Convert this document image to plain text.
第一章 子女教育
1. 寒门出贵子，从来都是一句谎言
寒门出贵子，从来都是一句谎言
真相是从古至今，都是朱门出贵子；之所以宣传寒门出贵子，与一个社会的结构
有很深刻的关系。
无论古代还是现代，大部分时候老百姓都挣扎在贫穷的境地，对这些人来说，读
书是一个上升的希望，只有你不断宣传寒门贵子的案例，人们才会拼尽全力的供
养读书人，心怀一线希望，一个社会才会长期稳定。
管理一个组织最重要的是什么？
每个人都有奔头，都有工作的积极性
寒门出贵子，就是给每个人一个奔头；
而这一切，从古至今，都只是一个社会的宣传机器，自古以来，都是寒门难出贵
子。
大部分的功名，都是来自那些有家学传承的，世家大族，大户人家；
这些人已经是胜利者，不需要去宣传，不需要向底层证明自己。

Task: Copy out each record, keeping every word as it is.

Reply:
Convert this document image to plain text.
第一章 子女教育
1. 寒门出贵子，从来都是一句谎言
寒门出贵子，从来都是一句谎言
真相是从古至今，都是朱门出贵子；之所以宣传寒门出贵子，与一个社会的结构
有很深刻的关系。
无论古代还是现代，大部分时候老百姓都挣扎在贫穷的境地，对这些人来说，读
书是一个上升的希望，只有你不断宣传寒门贵子的案例，人们才会拼尽全力的供
养读书人，心怀一线希望，一个社会才会长期稳定。
管理一个组织最重要的是什么？
每个人都有奔头，都有工作的积极性
寒门出贵子，就是给每个人一个奔头；
而这一切，从古至今，都只是一个社会的宣传机器，自古以来，都是寒门难出贵
子。
大部分的功名，都是来自那些有家学传承的，世家大族，大户人家；
这些人已经是胜利者，不需要去宣传，不需要向底层证明自己。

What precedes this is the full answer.